((

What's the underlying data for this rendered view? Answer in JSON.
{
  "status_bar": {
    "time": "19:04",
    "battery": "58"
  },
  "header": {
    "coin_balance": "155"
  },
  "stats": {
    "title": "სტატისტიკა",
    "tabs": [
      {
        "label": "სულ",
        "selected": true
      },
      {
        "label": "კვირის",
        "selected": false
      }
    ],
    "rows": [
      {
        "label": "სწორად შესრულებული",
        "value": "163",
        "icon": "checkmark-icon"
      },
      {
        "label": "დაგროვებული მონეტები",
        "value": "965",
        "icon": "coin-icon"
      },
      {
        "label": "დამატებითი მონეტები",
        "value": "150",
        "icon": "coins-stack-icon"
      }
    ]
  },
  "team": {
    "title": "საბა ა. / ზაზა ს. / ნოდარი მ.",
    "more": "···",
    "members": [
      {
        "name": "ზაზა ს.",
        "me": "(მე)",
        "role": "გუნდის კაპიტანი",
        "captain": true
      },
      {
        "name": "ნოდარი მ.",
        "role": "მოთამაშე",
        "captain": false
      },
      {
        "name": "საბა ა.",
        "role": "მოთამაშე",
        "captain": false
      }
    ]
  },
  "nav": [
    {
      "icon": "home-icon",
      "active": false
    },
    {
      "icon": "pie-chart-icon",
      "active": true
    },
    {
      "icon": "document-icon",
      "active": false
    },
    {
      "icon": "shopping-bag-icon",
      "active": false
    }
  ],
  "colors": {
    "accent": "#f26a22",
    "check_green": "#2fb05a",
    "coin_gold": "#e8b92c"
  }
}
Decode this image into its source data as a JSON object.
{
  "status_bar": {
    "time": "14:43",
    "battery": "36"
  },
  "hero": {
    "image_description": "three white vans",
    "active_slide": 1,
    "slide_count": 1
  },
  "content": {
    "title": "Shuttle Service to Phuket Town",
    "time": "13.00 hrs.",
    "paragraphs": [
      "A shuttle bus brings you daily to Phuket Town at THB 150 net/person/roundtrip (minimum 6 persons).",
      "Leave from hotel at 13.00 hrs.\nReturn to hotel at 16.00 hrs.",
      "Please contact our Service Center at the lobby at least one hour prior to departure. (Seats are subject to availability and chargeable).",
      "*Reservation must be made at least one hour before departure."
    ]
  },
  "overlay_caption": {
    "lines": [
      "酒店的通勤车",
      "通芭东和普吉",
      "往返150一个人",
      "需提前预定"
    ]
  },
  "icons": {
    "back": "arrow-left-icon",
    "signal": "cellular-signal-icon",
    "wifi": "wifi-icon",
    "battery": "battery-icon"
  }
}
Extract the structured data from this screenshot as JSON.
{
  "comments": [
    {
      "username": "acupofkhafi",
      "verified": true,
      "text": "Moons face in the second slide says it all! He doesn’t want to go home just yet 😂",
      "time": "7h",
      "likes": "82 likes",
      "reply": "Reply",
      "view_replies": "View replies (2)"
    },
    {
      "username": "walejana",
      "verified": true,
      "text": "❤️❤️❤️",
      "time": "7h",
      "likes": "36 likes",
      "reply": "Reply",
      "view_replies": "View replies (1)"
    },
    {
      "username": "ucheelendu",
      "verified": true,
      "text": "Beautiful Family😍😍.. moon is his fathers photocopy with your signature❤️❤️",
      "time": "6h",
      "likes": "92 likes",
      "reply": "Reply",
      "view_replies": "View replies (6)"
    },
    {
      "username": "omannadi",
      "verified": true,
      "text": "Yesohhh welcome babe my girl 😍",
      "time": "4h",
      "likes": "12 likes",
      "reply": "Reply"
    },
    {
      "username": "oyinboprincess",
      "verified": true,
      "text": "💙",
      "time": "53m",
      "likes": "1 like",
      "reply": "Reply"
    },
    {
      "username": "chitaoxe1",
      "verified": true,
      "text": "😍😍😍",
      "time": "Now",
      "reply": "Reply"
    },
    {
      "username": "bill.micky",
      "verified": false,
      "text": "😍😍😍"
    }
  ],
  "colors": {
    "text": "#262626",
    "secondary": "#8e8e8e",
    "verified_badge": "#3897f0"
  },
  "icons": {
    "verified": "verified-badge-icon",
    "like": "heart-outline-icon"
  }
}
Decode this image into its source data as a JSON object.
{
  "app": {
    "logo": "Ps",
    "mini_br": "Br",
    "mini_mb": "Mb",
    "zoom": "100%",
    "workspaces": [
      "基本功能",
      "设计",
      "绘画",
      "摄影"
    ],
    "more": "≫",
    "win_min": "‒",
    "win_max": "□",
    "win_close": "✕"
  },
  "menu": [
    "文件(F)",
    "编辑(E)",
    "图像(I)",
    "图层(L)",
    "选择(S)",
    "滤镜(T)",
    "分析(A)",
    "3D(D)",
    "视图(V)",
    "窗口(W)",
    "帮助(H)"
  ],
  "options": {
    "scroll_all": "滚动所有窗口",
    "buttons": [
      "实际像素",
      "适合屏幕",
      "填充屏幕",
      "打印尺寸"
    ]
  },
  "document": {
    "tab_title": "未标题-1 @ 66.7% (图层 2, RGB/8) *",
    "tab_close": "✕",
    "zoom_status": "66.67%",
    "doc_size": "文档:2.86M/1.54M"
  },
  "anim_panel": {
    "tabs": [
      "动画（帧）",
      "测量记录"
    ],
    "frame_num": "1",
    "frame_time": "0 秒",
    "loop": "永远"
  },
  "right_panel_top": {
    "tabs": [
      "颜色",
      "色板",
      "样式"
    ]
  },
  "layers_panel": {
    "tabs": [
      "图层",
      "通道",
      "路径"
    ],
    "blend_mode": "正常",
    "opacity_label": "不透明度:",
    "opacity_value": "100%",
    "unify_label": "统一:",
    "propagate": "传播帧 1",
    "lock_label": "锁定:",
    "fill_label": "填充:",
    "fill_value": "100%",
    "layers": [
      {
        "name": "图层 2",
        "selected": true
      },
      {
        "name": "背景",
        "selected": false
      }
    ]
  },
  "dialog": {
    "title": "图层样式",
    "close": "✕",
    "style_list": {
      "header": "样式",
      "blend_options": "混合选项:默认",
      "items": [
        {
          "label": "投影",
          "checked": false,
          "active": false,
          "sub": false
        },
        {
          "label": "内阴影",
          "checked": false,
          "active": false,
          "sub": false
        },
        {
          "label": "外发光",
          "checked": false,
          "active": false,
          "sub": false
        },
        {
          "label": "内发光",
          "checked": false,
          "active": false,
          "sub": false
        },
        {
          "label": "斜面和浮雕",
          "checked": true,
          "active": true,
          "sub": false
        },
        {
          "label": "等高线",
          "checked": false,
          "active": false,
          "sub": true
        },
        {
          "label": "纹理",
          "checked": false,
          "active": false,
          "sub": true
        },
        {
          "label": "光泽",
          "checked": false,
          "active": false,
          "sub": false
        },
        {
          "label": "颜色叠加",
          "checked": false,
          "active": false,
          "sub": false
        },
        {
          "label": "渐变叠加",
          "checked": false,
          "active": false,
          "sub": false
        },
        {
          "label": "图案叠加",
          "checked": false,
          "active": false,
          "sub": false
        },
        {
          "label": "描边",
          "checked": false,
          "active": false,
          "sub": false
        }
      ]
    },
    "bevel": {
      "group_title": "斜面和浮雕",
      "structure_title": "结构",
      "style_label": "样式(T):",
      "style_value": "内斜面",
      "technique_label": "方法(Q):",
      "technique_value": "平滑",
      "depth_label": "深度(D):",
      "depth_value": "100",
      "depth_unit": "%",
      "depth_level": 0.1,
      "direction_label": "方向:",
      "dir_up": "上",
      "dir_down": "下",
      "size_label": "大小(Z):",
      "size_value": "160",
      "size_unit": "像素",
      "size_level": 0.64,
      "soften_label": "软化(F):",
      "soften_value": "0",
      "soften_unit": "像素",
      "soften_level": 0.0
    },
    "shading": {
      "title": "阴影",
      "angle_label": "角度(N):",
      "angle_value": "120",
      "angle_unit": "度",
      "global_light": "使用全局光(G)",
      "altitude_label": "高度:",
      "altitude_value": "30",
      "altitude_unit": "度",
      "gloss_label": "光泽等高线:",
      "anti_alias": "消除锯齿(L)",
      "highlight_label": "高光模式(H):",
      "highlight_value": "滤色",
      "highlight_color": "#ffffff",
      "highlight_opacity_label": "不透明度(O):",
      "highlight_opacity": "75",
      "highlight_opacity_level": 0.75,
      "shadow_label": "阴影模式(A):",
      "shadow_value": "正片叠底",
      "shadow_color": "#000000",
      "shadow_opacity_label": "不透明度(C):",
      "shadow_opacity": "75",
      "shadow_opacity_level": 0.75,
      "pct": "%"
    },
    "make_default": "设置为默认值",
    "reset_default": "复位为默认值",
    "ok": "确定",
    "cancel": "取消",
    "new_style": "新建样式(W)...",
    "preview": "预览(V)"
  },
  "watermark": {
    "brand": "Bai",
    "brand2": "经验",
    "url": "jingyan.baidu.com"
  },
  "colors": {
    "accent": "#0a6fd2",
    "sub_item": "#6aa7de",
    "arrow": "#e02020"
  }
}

))

◆ **SHORT PROBLEM**: Reproduce every line from the entries that holds the word "data".

◆ **RESPONSE TO THE TASK**:
What's the underlying data for this rendered view? Answer in JSON.
Decode this image into its source data as a JSON object.
Extract the structured data from this screenshot as JSON.
Decode this image into its source data as a JSON object.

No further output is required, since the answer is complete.